*Excerpts from a layout annotation set*:

☆ ☆ ☆

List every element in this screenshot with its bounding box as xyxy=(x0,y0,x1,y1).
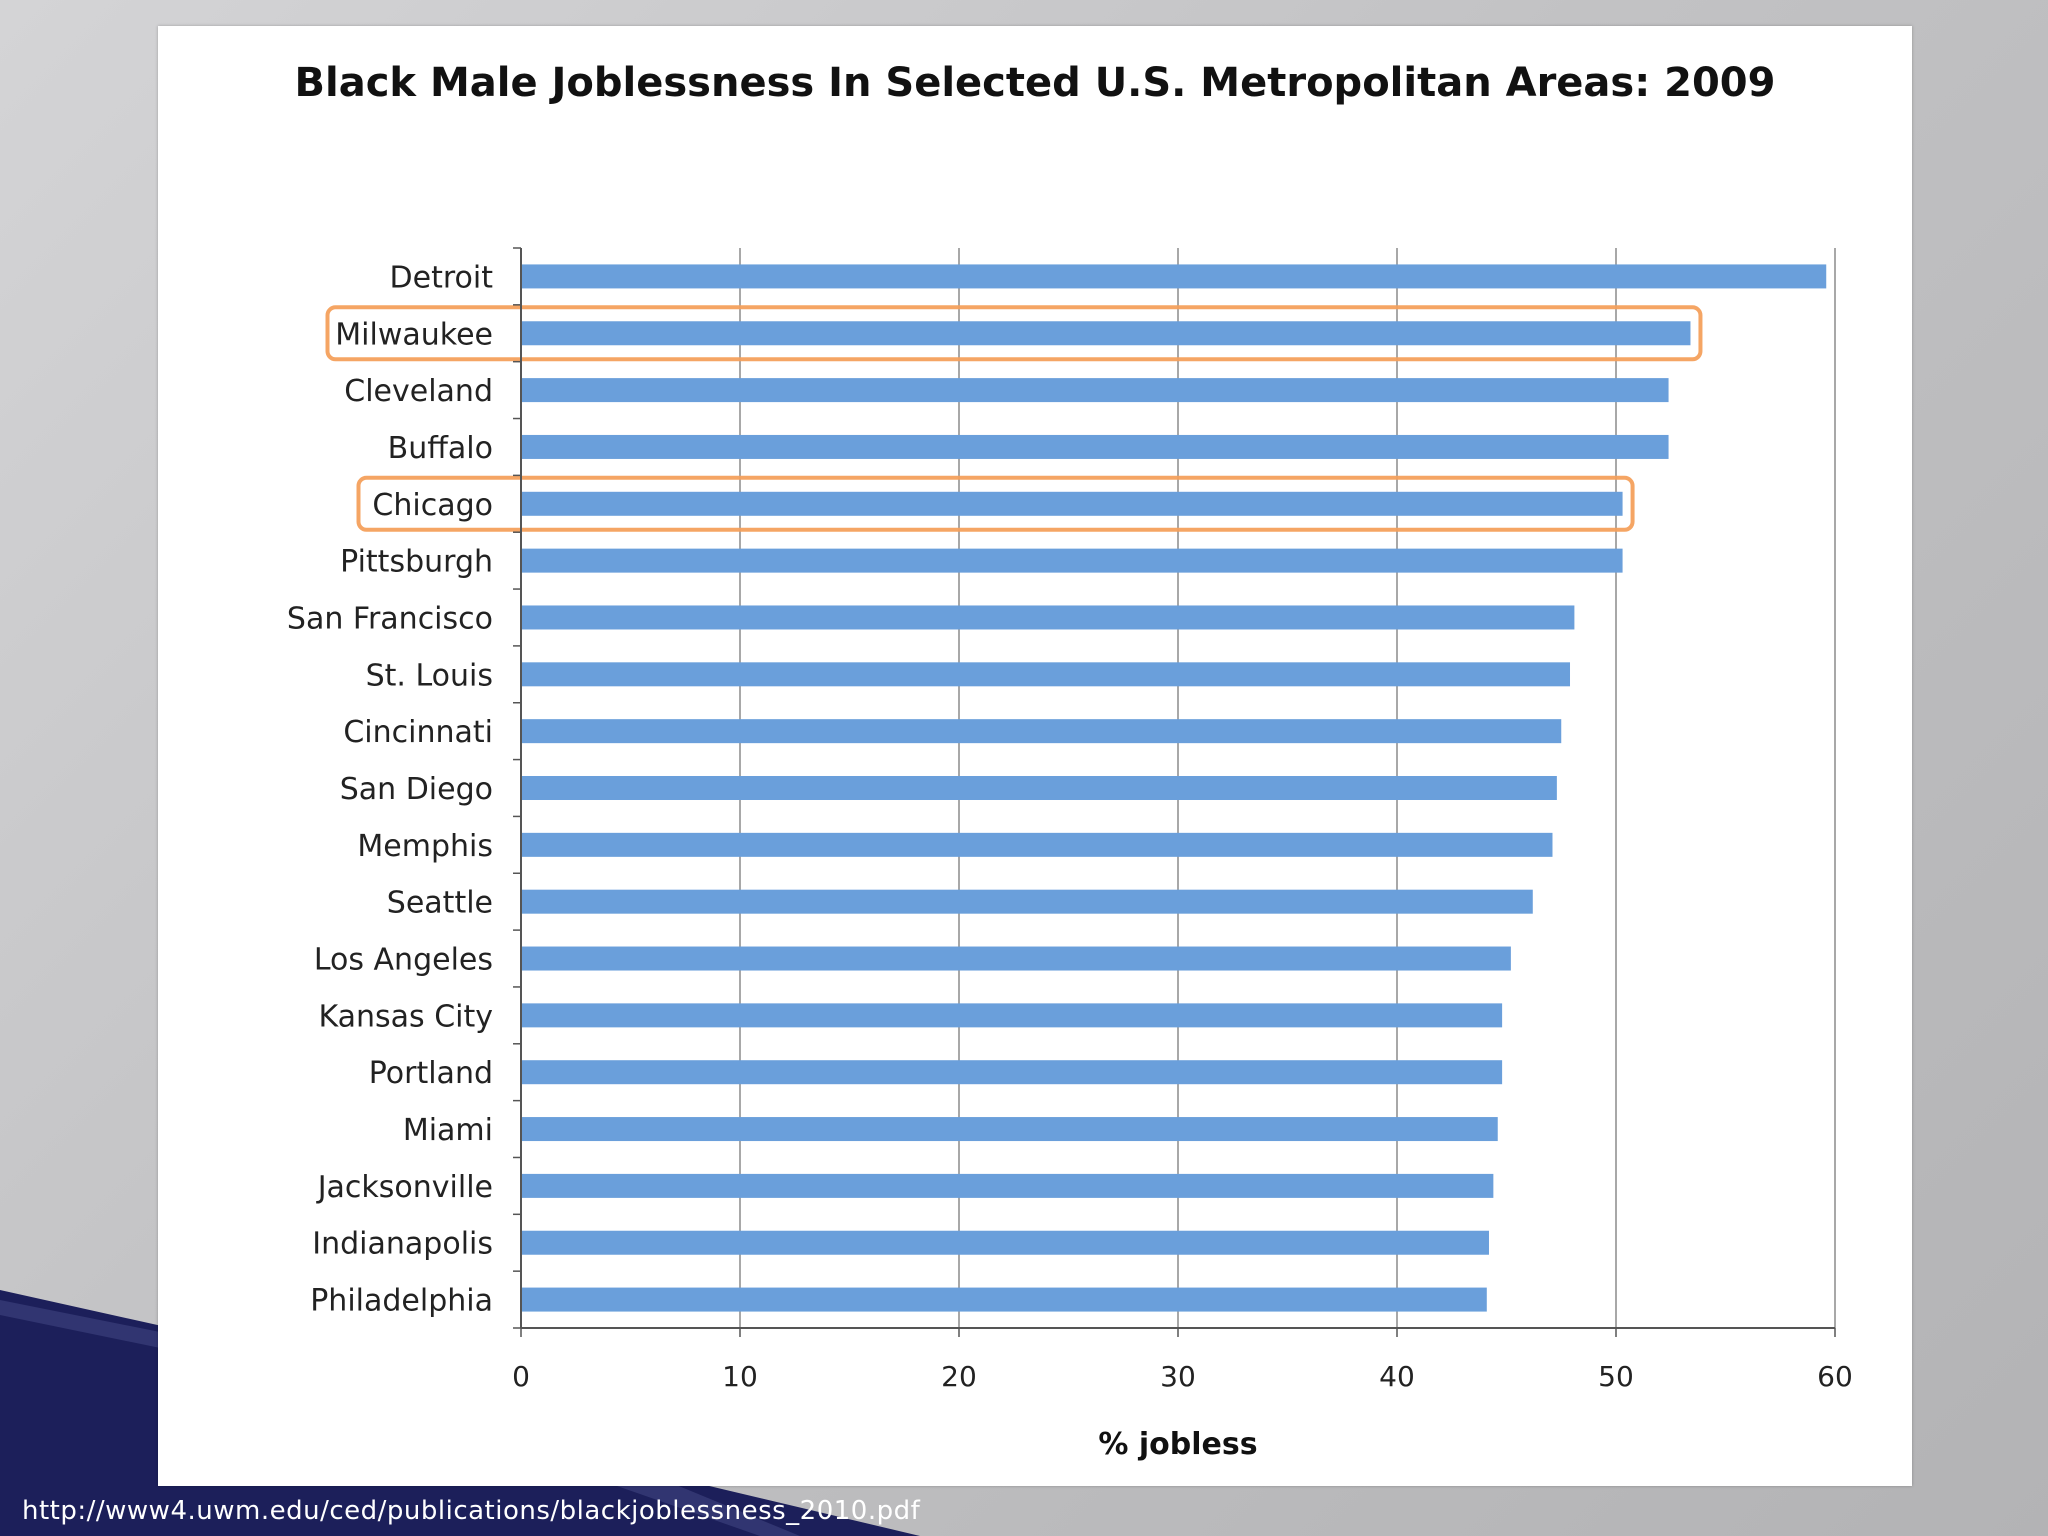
category-label-philadelphia: Philadelphia xyxy=(310,1284,493,1319)
source-url: http://www4.uwm.edu/ced/publications/bla… xyxy=(22,1496,921,1526)
x-tick-label-20: 20 xyxy=(941,1360,977,1393)
bar-cincinnati xyxy=(521,719,1562,744)
bar-kansas-city xyxy=(521,1003,1503,1028)
x-tick-label-0: 0 xyxy=(512,1360,530,1393)
x-axis-title: % jobless xyxy=(1098,1427,1257,1462)
bar-detroit xyxy=(521,264,1827,289)
chart-title: Black Male Joblessness In Selected U.S. … xyxy=(294,60,1776,106)
category-label-memphis: Memphis xyxy=(357,829,493,864)
category-label-chicago: Chicago xyxy=(372,488,493,523)
bar-jacksonville xyxy=(521,1173,1494,1198)
bar-cleveland xyxy=(521,378,1669,403)
bar-indianapolis xyxy=(521,1230,1489,1255)
category-label-jacksonville: Jacksonville xyxy=(316,1170,493,1205)
category-label-pittsburgh: Pittsburgh xyxy=(340,545,493,580)
x-tick-label-30: 30 xyxy=(1160,1360,1196,1393)
category-label-cleveland: Cleveland xyxy=(344,374,493,409)
bar-san-diego xyxy=(521,776,1557,800)
category-label-st-louis: St. Louis xyxy=(366,658,493,693)
bar-buffalo xyxy=(521,434,1669,459)
bar-pittsburgh xyxy=(521,548,1623,573)
bar-chicago xyxy=(521,491,1623,516)
chart-panel: Black Male Joblessness In Selected U.S. … xyxy=(158,26,1912,1486)
category-label-miami: Miami xyxy=(403,1113,493,1148)
bar-chart: Detroit Milwaukee Cleveland Buffalo Chicago P… xyxy=(287,247,1853,1462)
category-label-detroit: Detroit xyxy=(390,260,494,295)
bar-memphis xyxy=(521,832,1553,857)
category-label-cincinnati: Cincinnati xyxy=(343,715,493,750)
category-label-kansas-city: Kansas City xyxy=(318,999,493,1034)
category-label-seattle: Seattle xyxy=(387,886,493,921)
x-tick-label-40: 40 xyxy=(1379,1360,1415,1393)
bar-san-francisco xyxy=(521,605,1575,630)
category-label-milwaukee: Milwaukee xyxy=(335,317,493,352)
category-label-buffalo: Buffalo xyxy=(388,431,493,466)
x-tick-label-10: 10 xyxy=(722,1360,758,1393)
bar-los-angeles xyxy=(521,946,1511,971)
category-label-los-angeles: Los Angeles xyxy=(314,943,493,978)
bar-st-louis xyxy=(521,662,1571,687)
category-label-san-francisco: San Francisco xyxy=(287,601,493,636)
bar-milwaukee xyxy=(521,321,1691,346)
bar-philadelphia xyxy=(521,1287,1487,1312)
highlight-box-milwaukee xyxy=(325,305,1703,362)
bar-miami xyxy=(521,1117,1498,1142)
category-label-indianapolis: Indianapolis xyxy=(312,1227,493,1262)
bar-portland xyxy=(521,1060,1503,1085)
category-label-portland: Portland xyxy=(369,1056,493,1091)
highlight-box-chicago xyxy=(356,475,1635,532)
x-tick-label-60: 60 xyxy=(1817,1360,1853,1393)
category-label-san-diego: San Diego xyxy=(340,772,493,807)
x-tick-label-50: 50 xyxy=(1598,1360,1634,1393)
bar-seattle xyxy=(521,889,1533,914)
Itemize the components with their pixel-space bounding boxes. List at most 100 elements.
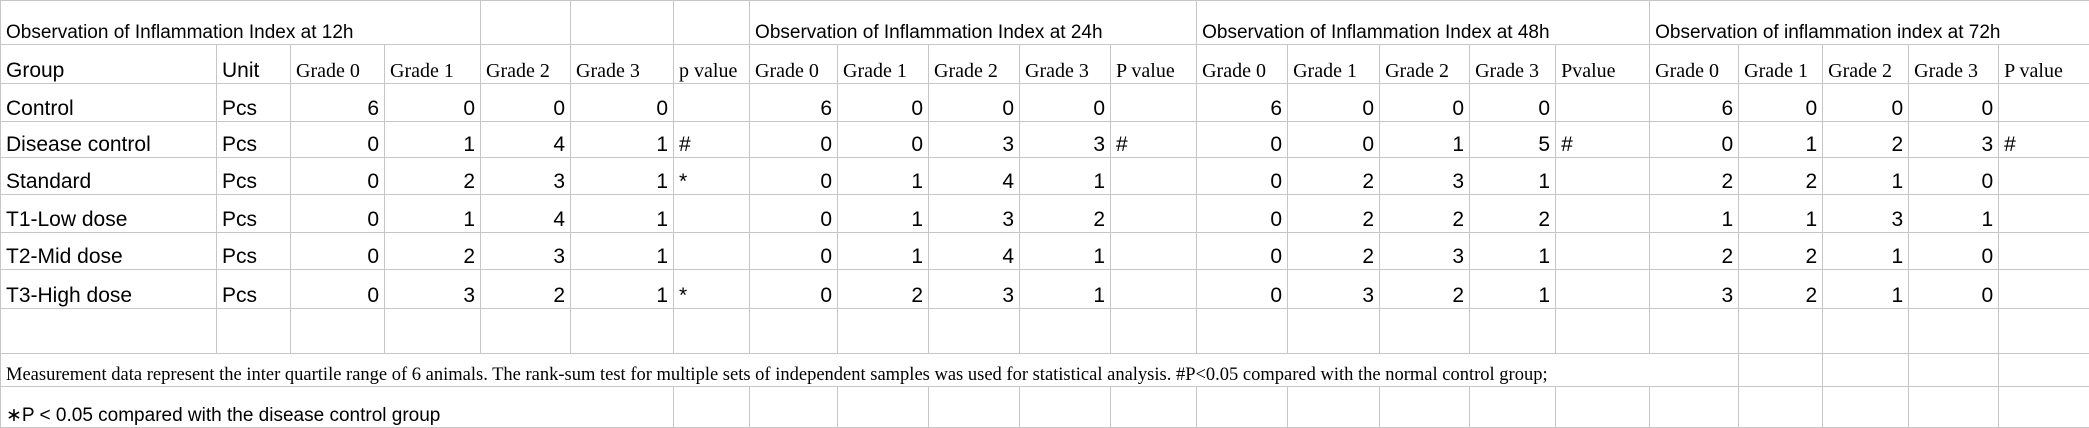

☆ ☆ ☆

*WHAT IS BEING ASKED*: List each line of the records that contains the string "jacksonville", treating uppercase and lowercase letters as different.

*EXERCISE ANSWER*:
bar-jacksonville xyxy=(521,1173,1494,1198)
category-label-jacksonville: Jacksonville xyxy=(316,1170,493,1205)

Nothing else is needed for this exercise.